## BEGIN Source material

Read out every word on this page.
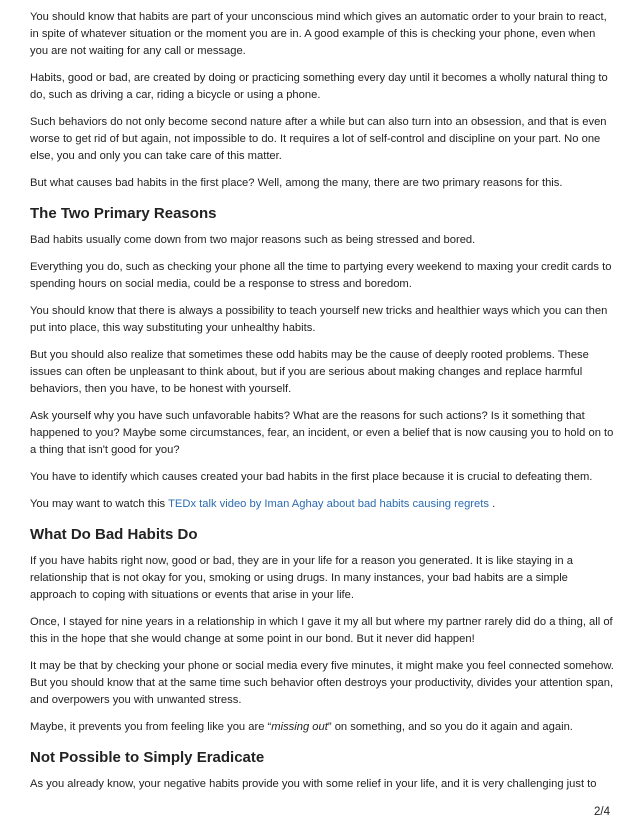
You should know that habits are part of your unconscious mind which gives an automatic order to your brain to react, in spite of whatever situation or the moment you are in. A good example of this is checking your phone, even when you are not waiting for any call or message.

Habits, good or bad, are created by doing or practicing something every day until it becomes a wholly natural thing to do, such as driving a car, riding a bicycle or using a phone.

Such behaviors do not only become second nature after a while but can also turn into an obsession, and that is even worse to get rid of but again, not impossible to do. It requires a lot of self-control and discipline on your part. No one else, you and only you can take care of this matter.

But what causes bad habits in the first place? Well, among the many, there are two primary reasons for this.

The Two Primary Reasons

Bad habits usually come down from two major reasons such as being stressed and bored.

Everything you do, such as checking your phone all the time to partying every weekend to maxing your credit cards to spending hours on social media, could be a response to stress and boredom.

You should know that there is always a possibility to teach yourself new tricks and healthier ways which you can then put into place, this way substituting your unhealthy habits.

But you should also realize that sometimes these odd habits may be the cause of deeply rooted problems. These issues can often be unpleasant to think about, but if you are serious about making changes and replace harmful behaviors, then you have, to be honest with yourself.

Ask yourself why you have such unfavorable habits? What are the reasons for such actions? Is it something that happened to you? Maybe some circumstances, fear, an incident, or even a belief that is now causing you to hold on to a thing that isn't good for you?

You have to identify which causes created your bad habits in the first place because it is crucial to defeating them.

You may want to watch this TEDx talk video by Iman Aghay about bad habits causing regrets .

What Do Bad Habits Do

If you have habits right now, good or bad, they are in your life for a reason you generated. It is like staying in a relationship that is not okay for you, smoking or using drugs. In many instances, your bad habits are a simple approach to coping with situations or events that arise in your life.

Once, I stayed for nine years in a relationship in which I gave it my all but where my partner rarely did do a thing, all of this in the hope that she would change at some point in our bond. But it never did happen!

It may be that by checking your phone or social media every five minutes, it might make you feel connected somehow. But you should know that at the same time such behavior often destroys your productivity, divides your attention span, and overpowers you with unwanted stress.

Maybe, it prevents you from feeling like you are “missing out” on something, and so you do it again and again.

Not Possible to Simply Eradicate

As you already know, your negative habits provide you with some relief in your life, and it is very challenging just to

2/4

## END Source material

**Required task:** Leave out the pictures and copy the rest of the material above exactly.

**Result for this exercise:**
Read out every word on this page.
You should know that habits are part of your unconscious mind which gives an automatic order to your brain to react, in spite of whatever situation or the moment you are in. A good example of this is checking your phone, even when you are not waiting for any call or message.

Habits, good or bad, are created by doing or practicing something every day until it becomes a wholly natural thing to do, such as driving a car, riding a bicycle or using a phone.

Such behaviors do not only become second nature after a while but can also turn into an obsession, and that is even worse to get rid of but again, not impossible to do. It requires a lot of self-control and discipline on your part. No one else, you and only you can take care of this matter.

But what causes bad habits in the first place? Well, among the many, there are two primary reasons for this.

The Two Primary Reasons

Bad habits usually come down from two major reasons such as being stressed and bored.

Everything you do, such as checking your phone all the time to partying every weekend to maxing your credit cards to spending hours on social media, could be a response to stress and boredom.

You should know that there is always a possibility to teach yourself new tricks and healthier ways which you can then put into place, this way substituting your unhealthy habits.

But you should also realize that sometimes these odd habits may be the cause of deeply rooted problems. These issues can often be unpleasant to think about, but if you are serious about making changes and replace harmful behaviors, then you have, to be honest with yourself.

Ask yourself why you have such unfavorable habits? What are the reasons for such actions? Is it something that happened to you? Maybe some circumstances, fear, an incident, or even a belief that is now causing you to hold on to a thing that isn't good for you?

You have to identify which causes created your bad habits in the first place because it is crucial to defeating them.

You may want to watch this TEDx talk video by Iman Aghay about bad habits causing regrets .

What Do Bad Habits Do

If you have habits right now, good or bad, they are in your life for a reason you generated. It is like staying in a relationship that is not okay for you, smoking or using drugs. In many instances, your bad habits are a simple approach to coping with situations or events that arise in your life.

Once, I stayed for nine years in a relationship in which I gave it my all but where my partner rarely did do a thing, all of this in the hope that she would change at some point in our bond. But it never did happen!

It may be that by checking your phone or social media every five minutes, it might make you feel connected somehow. But you should know that at the same time such behavior often destroys your productivity, divides your attention span, and overpowers you with unwanted stress.

Maybe, it prevents you from feeling like you are “missing out” on something, and so you do it again and again.

Not Possible to Simply Eradicate

As you already know, your negative habits provide you with some relief in your life, and it is very challenging just to

2/4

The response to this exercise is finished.